* _What is required_: In the data below, find each line containing the string "Further" and return it.

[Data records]

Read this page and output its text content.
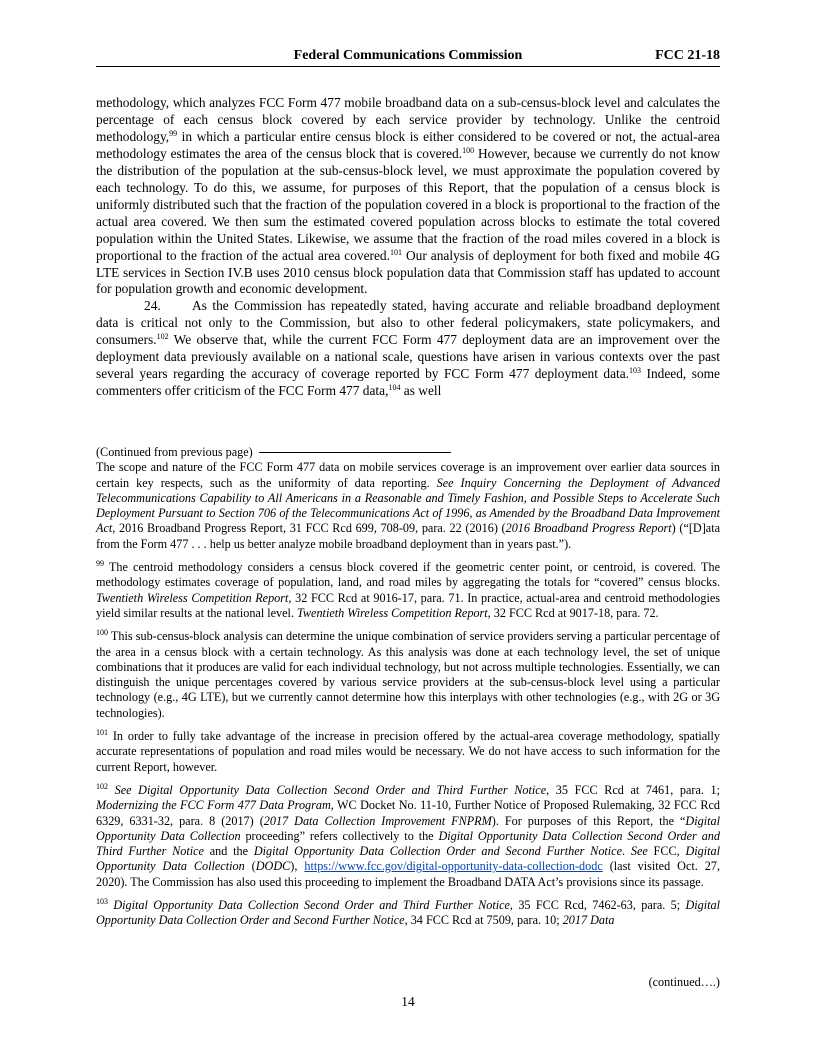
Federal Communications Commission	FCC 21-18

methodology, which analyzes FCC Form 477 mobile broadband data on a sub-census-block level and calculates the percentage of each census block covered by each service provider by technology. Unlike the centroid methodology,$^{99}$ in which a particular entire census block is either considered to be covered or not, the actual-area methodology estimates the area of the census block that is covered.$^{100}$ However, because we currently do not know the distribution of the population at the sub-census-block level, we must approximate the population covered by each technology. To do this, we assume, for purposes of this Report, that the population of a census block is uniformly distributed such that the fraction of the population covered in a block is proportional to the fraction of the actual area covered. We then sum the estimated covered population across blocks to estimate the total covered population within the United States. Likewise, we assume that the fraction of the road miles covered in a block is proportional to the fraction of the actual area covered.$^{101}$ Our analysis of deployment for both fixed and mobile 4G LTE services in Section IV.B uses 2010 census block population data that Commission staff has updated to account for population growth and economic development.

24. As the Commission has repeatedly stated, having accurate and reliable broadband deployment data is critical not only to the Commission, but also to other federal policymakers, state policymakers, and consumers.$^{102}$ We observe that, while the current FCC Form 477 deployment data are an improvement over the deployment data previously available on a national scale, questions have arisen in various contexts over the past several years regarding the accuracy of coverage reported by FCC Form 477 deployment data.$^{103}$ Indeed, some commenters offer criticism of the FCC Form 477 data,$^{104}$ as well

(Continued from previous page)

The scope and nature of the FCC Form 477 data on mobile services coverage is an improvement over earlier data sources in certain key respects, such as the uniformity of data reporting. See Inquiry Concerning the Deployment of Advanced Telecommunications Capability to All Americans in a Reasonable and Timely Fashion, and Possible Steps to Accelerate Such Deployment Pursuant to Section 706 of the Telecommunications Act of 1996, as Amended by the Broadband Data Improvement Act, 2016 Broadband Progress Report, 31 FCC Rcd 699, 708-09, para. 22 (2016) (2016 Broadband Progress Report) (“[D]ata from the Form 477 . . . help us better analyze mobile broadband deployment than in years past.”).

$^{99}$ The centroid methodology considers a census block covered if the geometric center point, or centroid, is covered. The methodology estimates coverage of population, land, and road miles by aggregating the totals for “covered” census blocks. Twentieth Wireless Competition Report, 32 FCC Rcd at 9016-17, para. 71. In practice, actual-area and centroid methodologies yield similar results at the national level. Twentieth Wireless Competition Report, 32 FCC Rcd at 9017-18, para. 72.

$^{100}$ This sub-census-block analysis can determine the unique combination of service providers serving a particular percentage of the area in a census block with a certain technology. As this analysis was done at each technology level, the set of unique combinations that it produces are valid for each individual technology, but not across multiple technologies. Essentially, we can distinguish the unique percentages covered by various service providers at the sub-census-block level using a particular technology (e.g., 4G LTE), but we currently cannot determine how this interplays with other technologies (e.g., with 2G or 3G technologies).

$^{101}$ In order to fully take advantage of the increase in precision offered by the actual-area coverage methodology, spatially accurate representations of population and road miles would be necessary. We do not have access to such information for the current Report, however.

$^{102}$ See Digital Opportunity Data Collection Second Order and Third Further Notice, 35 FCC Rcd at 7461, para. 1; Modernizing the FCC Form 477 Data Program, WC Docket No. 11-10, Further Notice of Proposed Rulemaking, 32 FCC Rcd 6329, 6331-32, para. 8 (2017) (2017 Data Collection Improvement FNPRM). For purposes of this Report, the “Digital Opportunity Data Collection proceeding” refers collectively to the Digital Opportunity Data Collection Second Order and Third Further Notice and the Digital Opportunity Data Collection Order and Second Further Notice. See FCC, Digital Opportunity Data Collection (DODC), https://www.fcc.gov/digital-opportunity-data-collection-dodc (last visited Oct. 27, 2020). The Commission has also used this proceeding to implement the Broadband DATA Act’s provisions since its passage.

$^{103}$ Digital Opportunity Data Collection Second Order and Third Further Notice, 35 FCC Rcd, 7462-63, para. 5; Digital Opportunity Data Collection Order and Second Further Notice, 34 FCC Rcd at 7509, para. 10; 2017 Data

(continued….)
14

* _Solution to this exercise_:
$^{102}$ See Digital Opportunity Data Collection Second Order and Third Further Notice, 35 FCC Rcd at 7461, para. 1; Modernizing the FCC Form 477 Data Program, WC Docket No. 11-10, Further Notice of Proposed Rulemaking, 32 FCC Rcd 6329, 6331-32, para. 8 (2017) (2017 Data Collection Improvement FNPRM). For purposes of this Report, the “Digital Opportunity Data Collection proceeding” refers collectively to the Digital Opportunity Data Collection Second Order and Third Further Notice and the Digital Opportunity Data Collection Order and Second Further Notice. See FCC, Digital Opportunity Data Collection (DODC), https://www.fcc.gov/digital-opportunity-data-collection-dodc (last visited Oct. 27, 2020). The Commission has also used this proceeding to implement the Broadband DATA Act’s provisions since its passage.
$^{103}$ Digital Opportunity Data Collection Second Order and Third Further Notice, 35 FCC Rcd, 7462-63, para. 5; Digital Opportunity Data Collection Order and Second Further Notice, 34 FCC Rcd at 7509, para. 10; 2017 Data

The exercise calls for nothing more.